EXERCISE DIRECTIONS >>
Filter this material down to the lines that hold "urée", copying each one.

Data records
──────
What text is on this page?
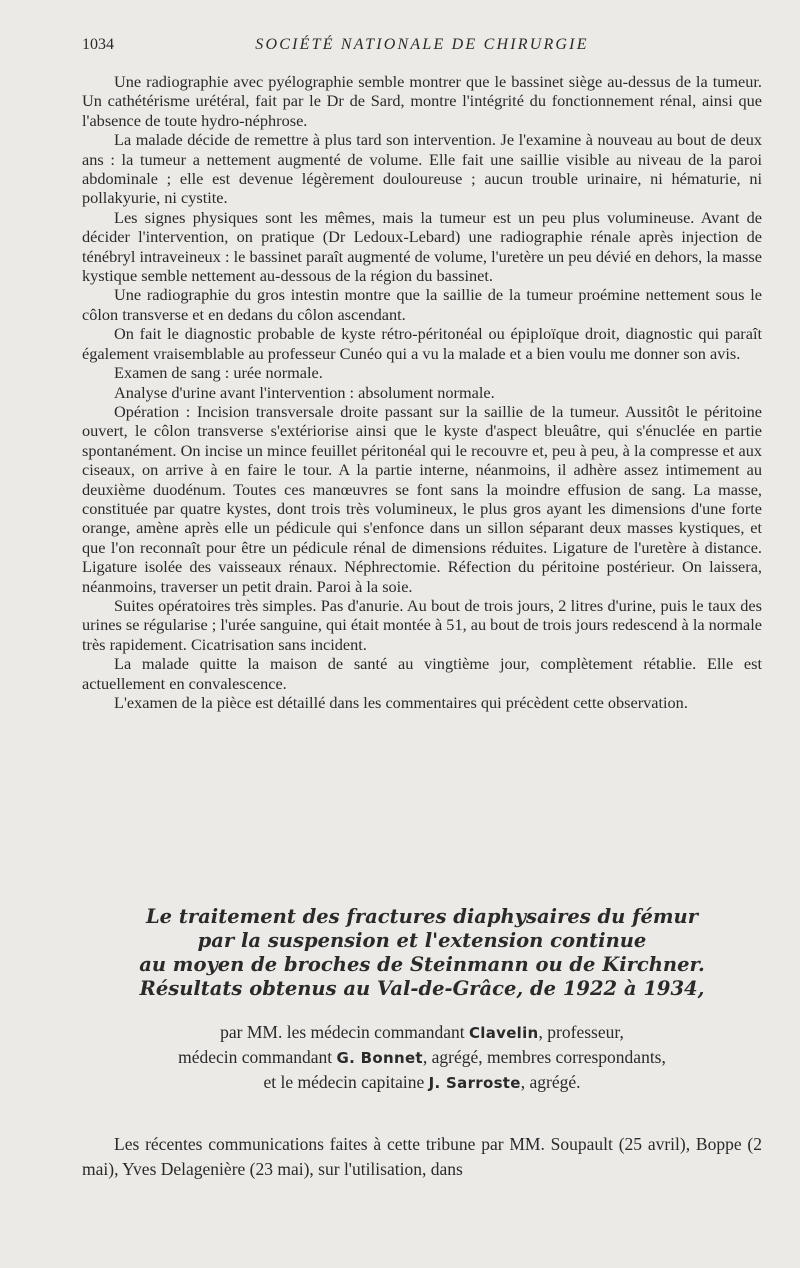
1034	SOCIÉTÉ NATIONALE DE CHIRURGIE

Une radiographie avec pyélographie semble montrer que le bassinet siège au-dessus de la tumeur. Un cathétérisme urétéral, fait par le Dr de Sard, montre l'intégrité du fonctionnement rénal, ainsi que l'absence de toute hydro-néphrose.

La malade décide de remettre à plus tard son intervention. Je l'examine à nouveau au bout de deux ans : la tumeur a nettement augmenté de volume. Elle fait une saillie visible au niveau de la paroi abdominale ; elle est devenue légèrement douloureuse ; aucun trouble urinaire, ni hématurie, ni pollakyurie, ni cystite.

Les signes physiques sont les mêmes, mais la tumeur est un peu plus volumineuse. Avant de décider l'intervention, on pratique (Dr Ledoux-Lebard) une radiographie rénale après injection de ténébryl intraveineux : le bassinet paraît augmenté de volume, l'uretère un peu dévié en dehors, la masse kystique semble nettement au-dessous de la région du bassinet.

Une radiographie du gros intestin montre que la saillie de la tumeur proémine nettement sous le côlon transverse et en dedans du côlon ascendant.

On fait le diagnostic probable de kyste rétro-péritonéal ou épiploïque droit, diagnostic qui paraît également vraisemblable au professeur Cunéo qui a vu la malade et a bien voulu me donner son avis.

Examen de sang : urée normale.

Analyse d'urine avant l'intervention : absolument normale.

Opération : Incision transversale droite passant sur la saillie de la tumeur. Aussitôt le péritoine ouvert, le côlon transverse s'extériorise ainsi que le kyste d'aspect bleuâtre, qui s'énuclée en partie spontanément. On incise un mince feuillet péritonéal qui le recouvre et, peu à peu, à la compresse et aux ciseaux, on arrive à en faire le tour. A la partie interne, néanmoins, il adhère assez intimement au deuxième duodénum. Toutes ces manœuvres se font sans la moindre effusion de sang. La masse, constituée par quatre kystes, dont trois très volumineux, le plus gros ayant les dimensions d'une forte orange, amène après elle un pédicule qui s'enfonce dans un sillon séparant deux masses kystiques, et que l'on reconnaît pour être un pédicule rénal de dimensions réduites. Ligature de l'uretère à distance. Ligature isolée des vaisseaux rénaux. Néphrectomie. Réfection du péritoine postérieur. On laissera, néanmoins, traverser un petit drain. Paroi à la soie.

Suites opératoires très simples. Pas d'anurie. Au bout de trois jours, 2 litres d'urine, puis le taux des urines se régularise ; l'urée sanguine, qui était montée à 51, au bout de trois jours redescend à la normale très rapidement. Cicatrisation sans incident.

La malade quitte la maison de santé au vingtième jour, complètement rétablie. Elle est actuellement en convalescence.

L'examen de la pièce est détaillé dans les commentaires qui précèdent cette observation.

Le traitement des fractures diaphysaires du fémur
par la suspension et l'extension continue
au moyen de broches de Steinmann ou de Kirchner.
Résultats obtenus au Val-de-Grâce, de 1922 à 1934,
par MM. les médecin commandant Clavelin, professeur,
médecin commandant G. Bonnet, agrégé, membres correspondants,
et le médecin capitaine J. Sarroste, agrégé.

Les récentes communications faites à cette tribune par MM. Soupault (25 avril), Boppe (2 mai), Yves Delagenière (23 mai), sur l'utilisation, dans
──────
WORKED ANSWER >>
Examen de sang : urée normale.
Suites opératoires très simples. Pas d'anurie. Au bout de trois jours, 2 litres d'urine, puis le taux des urines se régularise ; l'urée sanguine, qui était montée à 51, au bout de trois jours redescend à la normale très rapidement. Cicatrisation sans incident.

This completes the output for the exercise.